>> Begin Raw data

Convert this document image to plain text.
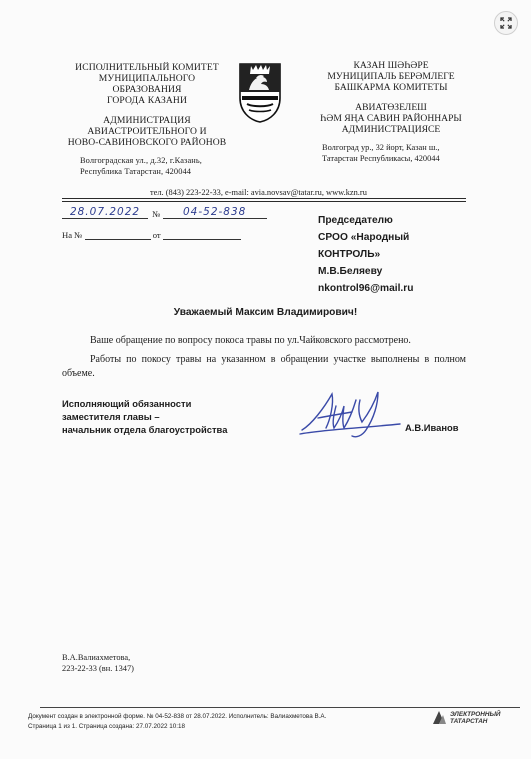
ИСПОЛНИТЕЛЬНЫЙ КОМИТЕТ
МУНИЦИПАЛЬНОГО
ОБРАЗОВАНИЯ
ГОРОДА КАЗАНИ
АДМИНИСТРАЦИЯ
АВИАСТРОИТЕЛЬНОГО И
НОВО-САВИНОВСКОГО РАЙОНОВ
Волгоградская ул., д.32, г.Казань,
Республика Татарстан, 420044
КАЗАН ШӘҺӘРЕ
МУНИЦИПАЛЬ БЕРӘМЛЕГЕ
БАШКАРМА КОМИТЕТЫ
АВИАТӨЗЕЛЕШ
ҺӘМ ЯҢА САВИН РАЙОННАРЫ
АДМИНИСТРАЦИЯСЕ
Волгоград ур., 32 йорт, Казан ш.,
Татарстан Республикасы, 420044
тел. (843) 223-22-33, e-mail: avia.novsav@tatar.ru, www.kzn.ru
28.07.2022 № 04-52-838
На №	от
Председателю
СРОО «Народный
КОНТРОЛЬ»
М.В.Беляеву
nkontrol96@mail.ru
Уважаемый Максим Владимирович!

Ваше обращение по вопросу покоса травы по ул.Чайковского рассмотрено.

Работы по покосу травы на указанном в обращении участке выполнены в полном объеме.

Исполняющий обязанности
заместителя главы –
начальник отдела благоустройства	А.В.Иванов
В.А.Валиахметова,
223-22-33 (вн. 1347)
Документ создан в электронной форме. № 04-52-838 от 28.07.2022. Исполнитель: Валиахметова В.А.
Страница 1 из 1. Страница создана: 27.07.2022 10:18
ЭЛЕКТРОННЫЙ
ТАТАРСТАН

>> End Raw data

Your instructions: Reproduce the entries exactly. Do not carry over any picture.

The response:
Convert this document image to plain text.
ИСПОЛНИТЕЛЬНЫЙ КОМИТЕТ
МУНИЦИПАЛЬНОГО
ОБРАЗОВАНИЯ
ГОРОДА КАЗАНИ
АДМИНИСТРАЦИЯ
АВИАСТРОИТЕЛЬНОГО И
НОВО-САВИНОВСКОГО РАЙОНОВ
Волгоградская ул., д.32, г.Казань,
Республика Татарстан, 420044
КАЗАН ШӘҺӘРЕ
МУНИЦИПАЛЬ БЕРӘМЛЕГЕ
БАШКАРМА КОМИТЕТЫ
АВИАТӨЗЕЛЕШ
ҺӘМ ЯҢА САВИН РАЙОННАРЫ
АДМИНИСТРАЦИЯСЕ
Волгоград ур., 32 йорт, Казан ш.,
Татарстан Республикасы, 420044
тел. (843) 223-22-33, e-mail: avia.novsav@tatar.ru, www.kzn.ru
28.07.2022 № 04-52-838
На №	от
Председателю
СРОО «Народный
КОНТРОЛЬ»
М.В.Беляеву
nkontrol96@mail.ru
Уважаемый Максим Владимирович!

Ваше обращение по вопросу покоса травы по ул.Чайковского рассмотрено.

Работы по покосу травы на указанном в обращении участке выполнены в полном объеме.

Исполняющий обязанности
заместителя главы –
начальник отдела благоустройства	А.В.Иванов
В.А.Валиахметова,
223-22-33 (вн. 1347)
Документ создан в электронной форме. № 04-52-838 от 28.07.2022. Исполнитель: Валиахметова В.А.
Страница 1 из 1. Страница создана: 27.07.2022 10:18
ЭЛЕКТРОННЫЙ
ТАТАРСТАН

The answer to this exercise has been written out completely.